>> Start DATA FOR PROCESSING

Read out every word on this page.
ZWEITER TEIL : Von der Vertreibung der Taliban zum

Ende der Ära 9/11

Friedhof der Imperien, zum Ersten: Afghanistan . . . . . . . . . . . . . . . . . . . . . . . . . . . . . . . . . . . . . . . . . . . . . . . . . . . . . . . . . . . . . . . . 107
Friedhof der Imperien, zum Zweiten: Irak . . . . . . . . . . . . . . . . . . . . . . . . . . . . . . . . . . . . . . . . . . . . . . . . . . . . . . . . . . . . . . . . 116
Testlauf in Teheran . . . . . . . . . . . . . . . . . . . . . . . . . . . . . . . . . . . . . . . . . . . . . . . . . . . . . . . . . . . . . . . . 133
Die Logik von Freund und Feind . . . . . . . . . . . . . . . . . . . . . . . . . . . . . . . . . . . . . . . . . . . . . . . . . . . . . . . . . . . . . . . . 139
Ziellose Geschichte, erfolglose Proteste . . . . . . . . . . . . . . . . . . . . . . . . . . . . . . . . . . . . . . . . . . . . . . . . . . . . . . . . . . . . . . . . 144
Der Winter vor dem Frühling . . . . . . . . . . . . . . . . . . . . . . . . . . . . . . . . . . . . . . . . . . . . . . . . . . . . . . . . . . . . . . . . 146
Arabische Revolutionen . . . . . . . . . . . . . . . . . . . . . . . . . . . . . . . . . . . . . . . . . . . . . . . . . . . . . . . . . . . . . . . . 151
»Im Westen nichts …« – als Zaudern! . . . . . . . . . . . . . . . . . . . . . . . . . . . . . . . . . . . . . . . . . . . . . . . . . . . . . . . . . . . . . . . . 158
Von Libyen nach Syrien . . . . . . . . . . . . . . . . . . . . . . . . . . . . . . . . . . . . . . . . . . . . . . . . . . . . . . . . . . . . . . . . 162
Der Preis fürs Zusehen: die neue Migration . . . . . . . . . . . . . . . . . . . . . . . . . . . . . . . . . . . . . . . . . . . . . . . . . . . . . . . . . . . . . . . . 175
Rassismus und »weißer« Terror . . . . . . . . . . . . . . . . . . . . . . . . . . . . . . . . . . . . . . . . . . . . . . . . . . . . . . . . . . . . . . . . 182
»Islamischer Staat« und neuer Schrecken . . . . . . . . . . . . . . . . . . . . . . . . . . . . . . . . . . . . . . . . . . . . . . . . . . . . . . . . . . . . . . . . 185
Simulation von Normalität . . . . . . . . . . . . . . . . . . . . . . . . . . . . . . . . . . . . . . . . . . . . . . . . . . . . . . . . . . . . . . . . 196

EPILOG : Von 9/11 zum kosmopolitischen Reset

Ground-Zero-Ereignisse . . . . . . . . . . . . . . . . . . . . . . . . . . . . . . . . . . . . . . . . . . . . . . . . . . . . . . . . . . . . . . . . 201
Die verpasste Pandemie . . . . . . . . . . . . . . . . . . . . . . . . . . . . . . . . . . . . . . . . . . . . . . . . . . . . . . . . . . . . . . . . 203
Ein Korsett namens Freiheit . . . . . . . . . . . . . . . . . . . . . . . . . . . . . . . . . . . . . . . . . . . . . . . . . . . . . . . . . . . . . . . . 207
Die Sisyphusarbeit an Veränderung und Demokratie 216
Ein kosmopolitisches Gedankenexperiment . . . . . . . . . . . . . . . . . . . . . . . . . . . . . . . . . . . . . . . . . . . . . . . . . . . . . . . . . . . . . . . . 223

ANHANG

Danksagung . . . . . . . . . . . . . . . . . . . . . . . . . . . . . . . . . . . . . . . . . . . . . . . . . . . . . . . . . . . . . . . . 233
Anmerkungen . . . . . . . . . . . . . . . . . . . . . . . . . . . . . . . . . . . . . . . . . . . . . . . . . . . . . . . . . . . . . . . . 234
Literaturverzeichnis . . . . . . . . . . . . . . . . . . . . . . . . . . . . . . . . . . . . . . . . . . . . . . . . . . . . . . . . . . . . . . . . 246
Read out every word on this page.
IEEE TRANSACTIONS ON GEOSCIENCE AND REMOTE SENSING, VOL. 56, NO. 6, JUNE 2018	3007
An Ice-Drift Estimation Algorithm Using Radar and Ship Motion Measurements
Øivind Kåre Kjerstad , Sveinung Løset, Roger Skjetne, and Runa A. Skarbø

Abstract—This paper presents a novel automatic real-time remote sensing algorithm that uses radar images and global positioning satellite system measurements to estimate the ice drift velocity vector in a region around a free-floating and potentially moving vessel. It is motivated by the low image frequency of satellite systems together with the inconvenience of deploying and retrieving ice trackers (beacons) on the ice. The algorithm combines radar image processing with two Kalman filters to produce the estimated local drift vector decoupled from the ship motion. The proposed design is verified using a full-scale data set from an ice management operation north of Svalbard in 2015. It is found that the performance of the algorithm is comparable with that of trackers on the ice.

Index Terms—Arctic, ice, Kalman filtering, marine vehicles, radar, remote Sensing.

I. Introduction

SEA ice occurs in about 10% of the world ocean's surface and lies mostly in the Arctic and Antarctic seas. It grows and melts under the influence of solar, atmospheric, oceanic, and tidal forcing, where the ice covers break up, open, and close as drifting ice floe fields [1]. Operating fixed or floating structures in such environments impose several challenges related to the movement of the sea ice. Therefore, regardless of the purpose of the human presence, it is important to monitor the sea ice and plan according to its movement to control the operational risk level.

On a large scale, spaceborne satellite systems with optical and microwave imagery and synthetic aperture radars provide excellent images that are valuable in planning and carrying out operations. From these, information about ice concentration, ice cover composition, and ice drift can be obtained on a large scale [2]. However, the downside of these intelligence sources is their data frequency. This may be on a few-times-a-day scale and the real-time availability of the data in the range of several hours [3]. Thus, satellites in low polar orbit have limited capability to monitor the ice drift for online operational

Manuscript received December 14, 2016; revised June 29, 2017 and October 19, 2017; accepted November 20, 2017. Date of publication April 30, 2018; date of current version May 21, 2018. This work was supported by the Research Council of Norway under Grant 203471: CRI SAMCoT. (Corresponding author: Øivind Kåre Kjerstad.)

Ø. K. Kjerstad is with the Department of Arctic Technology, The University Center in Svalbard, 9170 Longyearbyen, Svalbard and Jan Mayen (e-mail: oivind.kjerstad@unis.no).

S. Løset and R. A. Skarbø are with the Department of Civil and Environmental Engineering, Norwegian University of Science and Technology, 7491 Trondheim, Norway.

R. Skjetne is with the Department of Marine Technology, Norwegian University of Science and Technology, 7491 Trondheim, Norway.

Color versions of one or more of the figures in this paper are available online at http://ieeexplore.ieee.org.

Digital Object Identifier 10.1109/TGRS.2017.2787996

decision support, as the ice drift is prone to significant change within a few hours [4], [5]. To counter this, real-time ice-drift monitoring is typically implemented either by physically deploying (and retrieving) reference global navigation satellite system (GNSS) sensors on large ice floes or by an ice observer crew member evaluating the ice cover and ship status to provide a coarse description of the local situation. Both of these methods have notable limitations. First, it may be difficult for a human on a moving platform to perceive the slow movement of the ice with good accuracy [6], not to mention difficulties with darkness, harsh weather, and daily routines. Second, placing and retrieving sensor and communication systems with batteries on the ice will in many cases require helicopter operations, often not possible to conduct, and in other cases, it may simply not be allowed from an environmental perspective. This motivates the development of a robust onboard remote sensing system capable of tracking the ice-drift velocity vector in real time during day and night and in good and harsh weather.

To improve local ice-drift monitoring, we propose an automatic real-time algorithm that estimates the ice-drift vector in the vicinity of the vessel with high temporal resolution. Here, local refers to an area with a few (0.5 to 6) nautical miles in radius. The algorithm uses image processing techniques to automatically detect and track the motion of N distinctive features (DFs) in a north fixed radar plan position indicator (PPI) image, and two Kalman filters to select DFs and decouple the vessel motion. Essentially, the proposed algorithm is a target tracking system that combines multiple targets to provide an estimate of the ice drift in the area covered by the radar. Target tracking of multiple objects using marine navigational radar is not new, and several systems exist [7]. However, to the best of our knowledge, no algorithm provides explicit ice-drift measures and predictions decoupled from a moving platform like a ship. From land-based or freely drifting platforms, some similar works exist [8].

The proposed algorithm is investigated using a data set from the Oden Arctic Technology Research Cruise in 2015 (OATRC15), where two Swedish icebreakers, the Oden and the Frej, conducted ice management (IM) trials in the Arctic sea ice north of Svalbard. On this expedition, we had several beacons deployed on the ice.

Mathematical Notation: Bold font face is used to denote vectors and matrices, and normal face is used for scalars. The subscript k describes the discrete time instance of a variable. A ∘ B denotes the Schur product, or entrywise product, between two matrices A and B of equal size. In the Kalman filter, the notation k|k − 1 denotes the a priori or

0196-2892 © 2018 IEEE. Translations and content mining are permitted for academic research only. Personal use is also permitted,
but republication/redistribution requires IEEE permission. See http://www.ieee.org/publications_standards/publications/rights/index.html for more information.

>> End DATA FOR PROCESSING

THE REQUEST ::
Check every line of the data above for the string "Friedhof", and copy those that have it.

EXPECTED ANSWER ::
Friedhof der Imperien, zum Ersten: Afghanistan . . . . . . . . . . . . . . . . . . . . . . . . . . . . . . . . . . . . . . . . . . . . . . . . . . . . . . . . . . . . . . . . 107
Friedhof der Imperien, zum Zweiten: Irak . . . . . . . . . . . . . . . . . . . . . . . . . . . . . . . . . . . . . . . . . . . . . . . . . . . . . . . . . . . . . . . . 116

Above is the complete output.